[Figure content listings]
::::::::::

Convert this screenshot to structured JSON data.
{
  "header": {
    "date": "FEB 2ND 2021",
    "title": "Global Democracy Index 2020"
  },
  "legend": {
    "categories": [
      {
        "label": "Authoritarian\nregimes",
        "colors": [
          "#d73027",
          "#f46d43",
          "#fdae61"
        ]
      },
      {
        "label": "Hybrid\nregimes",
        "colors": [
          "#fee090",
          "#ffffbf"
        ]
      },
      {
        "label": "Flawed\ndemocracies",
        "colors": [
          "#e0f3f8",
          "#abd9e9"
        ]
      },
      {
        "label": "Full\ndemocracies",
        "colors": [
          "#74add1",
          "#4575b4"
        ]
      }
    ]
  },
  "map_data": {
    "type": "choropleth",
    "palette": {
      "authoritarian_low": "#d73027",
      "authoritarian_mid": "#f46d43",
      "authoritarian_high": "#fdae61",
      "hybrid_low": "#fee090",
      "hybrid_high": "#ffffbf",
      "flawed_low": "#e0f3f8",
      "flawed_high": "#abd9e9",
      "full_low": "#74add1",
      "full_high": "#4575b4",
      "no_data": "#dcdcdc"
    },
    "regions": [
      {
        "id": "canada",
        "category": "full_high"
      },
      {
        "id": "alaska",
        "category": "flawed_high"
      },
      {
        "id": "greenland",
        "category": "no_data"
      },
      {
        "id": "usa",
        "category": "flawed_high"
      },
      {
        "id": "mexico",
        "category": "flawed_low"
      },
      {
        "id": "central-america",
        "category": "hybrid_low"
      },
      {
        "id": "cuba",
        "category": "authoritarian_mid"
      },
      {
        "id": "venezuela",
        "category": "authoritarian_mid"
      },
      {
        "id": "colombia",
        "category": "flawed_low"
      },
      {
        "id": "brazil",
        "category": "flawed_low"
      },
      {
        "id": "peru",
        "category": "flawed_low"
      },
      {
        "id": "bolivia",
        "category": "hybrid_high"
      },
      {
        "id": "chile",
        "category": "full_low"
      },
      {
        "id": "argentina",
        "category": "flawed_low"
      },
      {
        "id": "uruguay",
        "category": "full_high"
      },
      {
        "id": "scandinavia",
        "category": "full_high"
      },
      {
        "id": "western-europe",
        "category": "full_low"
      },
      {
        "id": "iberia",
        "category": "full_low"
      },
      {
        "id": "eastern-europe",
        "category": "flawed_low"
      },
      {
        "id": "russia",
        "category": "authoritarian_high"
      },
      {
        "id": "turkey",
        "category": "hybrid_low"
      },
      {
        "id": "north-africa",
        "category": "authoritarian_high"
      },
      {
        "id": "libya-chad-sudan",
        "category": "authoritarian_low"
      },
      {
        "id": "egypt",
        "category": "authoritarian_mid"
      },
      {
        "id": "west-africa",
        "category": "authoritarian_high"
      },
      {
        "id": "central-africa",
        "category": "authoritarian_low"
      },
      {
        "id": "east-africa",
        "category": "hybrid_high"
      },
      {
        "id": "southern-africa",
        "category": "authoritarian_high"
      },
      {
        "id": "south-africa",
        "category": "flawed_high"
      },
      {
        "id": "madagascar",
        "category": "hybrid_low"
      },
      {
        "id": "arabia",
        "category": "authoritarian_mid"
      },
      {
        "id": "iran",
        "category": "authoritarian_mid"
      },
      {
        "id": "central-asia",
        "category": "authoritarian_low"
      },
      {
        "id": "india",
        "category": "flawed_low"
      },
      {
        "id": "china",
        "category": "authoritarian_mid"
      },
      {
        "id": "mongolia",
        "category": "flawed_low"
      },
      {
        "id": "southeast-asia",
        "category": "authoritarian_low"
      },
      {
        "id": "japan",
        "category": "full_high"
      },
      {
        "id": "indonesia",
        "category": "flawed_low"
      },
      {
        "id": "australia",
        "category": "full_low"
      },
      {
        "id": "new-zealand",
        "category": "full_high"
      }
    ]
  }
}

::::::::::

Repeat the lines above exactly.

Convert this screenshot to structured JSON data.
{
  "header": {
    "date": "FEB 2ND 2021",
    "title": "Global Democracy Index 2020"
  },
  "legend": {
    "categories": [
      {
        "label": "Authoritarian\nregimes",
        "colors": [
          "#d73027",
          "#f46d43",
          "#fdae61"
        ]
      },
      {
        "label": "Hybrid\nregimes",
        "colors": [
          "#fee090",
          "#ffffbf"
        ]
      },
      {
        "label": "Flawed\ndemocracies",
        "colors": [
          "#e0f3f8",
          "#abd9e9"
        ]
      },
      {
        "label": "Full\ndemocracies",
        "colors": [
          "#74add1",
          "#4575b4"
        ]
      }
    ]
  },
  "map_data": {
    "type": "choropleth",
    "palette": {
      "authoritarian_low": "#d73027",
      "authoritarian_mid": "#f46d43",
      "authoritarian_high": "#fdae61",
      "hybrid_low": "#fee090",
      "hybrid_high": "#ffffbf",
      "flawed_low": "#e0f3f8",
      "flawed_high": "#abd9e9",
      "full_low": "#74add1",
      "full_high": "#4575b4",
      "no_data": "#dcdcdc"
    },
    "regions": [
      {
        "id": "canada",
        "category": "full_high"
      },
      {
        "id": "alaska",
        "category": "flawed_high"
      },
      {
        "id": "greenland",
        "category": "no_data"
      },
      {
        "id": "usa",
        "category": "flawed_high"
      },
      {
        "id": "mexico",
        "category": "flawed_low"
      },
      {
        "id": "central-america",
        "category": "hybrid_low"
      },
      {
        "id": "cuba",
        "category": "authoritarian_mid"
      },
      {
        "id": "venezuela",
        "category": "authoritarian_mid"
      },
      {
        "id": "colombia",
        "category": "flawed_low"
      },
      {
        "id": "brazil",
        "category": "flawed_low"
      },
      {
        "id": "peru",
        "category": "flawed_low"
      },
      {
        "id": "bolivia",
        "category": "hybrid_high"
      },
      {
        "id": "chile",
        "category": "full_low"
      },
      {
        "id": "argentina",
        "category": "flawed_low"
      },
      {
        "id": "uruguay",
        "category": "full_high"
      },
      {
        "id": "scandinavia",
        "category": "full_high"
      },
      {
        "id": "western-europe",
        "category": "full_low"
      },
      {
        "id": "iberia",
        "category": "full_low"
      },
      {
        "id": "eastern-europe",
        "category": "flawed_low"
      },
      {
        "id": "russia",
        "category": "authoritarian_high"
      },
      {
        "id": "turkey",
        "category": "hybrid_low"
      },
      {
        "id": "north-africa",
        "category": "authoritarian_high"
      },
      {
        "id": "libya-chad-sudan",
        "category": "authoritarian_low"
      },
      {
        "id": "egypt",
        "category": "authoritarian_mid"
      },
      {
        "id": "west-africa",
        "category": "authoritarian_high"
      },
      {
        "id": "central-africa",
        "category": "authoritarian_low"
      },
      {
        "id": "east-africa",
        "category": "hybrid_high"
      },
      {
        "id": "southern-africa",
        "category": "authoritarian_high"
      },
      {
        "id": "south-africa",
        "category": "flawed_high"
      },
      {
        "id": "madagascar",
        "category": "hybrid_low"
      },
      {
        "id": "arabia",
        "category": "authoritarian_mid"
      },
      {
        "id": "iran",
        "category": "authoritarian_mid"
      },
      {
        "id": "central-asia",
        "category": "authoritarian_low"
      },
      {
        "id": "india",
        "category": "flawed_low"
      },
      {
        "id": "china",
        "category": "authoritarian_mid"
      },
      {
        "id": "mongolia",
        "category": "flawed_low"
      },
      {
        "id": "southeast-asia",
        "category": "authoritarian_low"
      },
      {
        "id": "japan",
        "category": "full_high"
      },
      {
        "id": "indonesia",
        "category": "flawed_low"
      },
      {
        "id": "australia",
        "category": "full_low"
      },
      {
        "id": "new-zealand",
        "category": "full_high"
      }
    ]
  }
}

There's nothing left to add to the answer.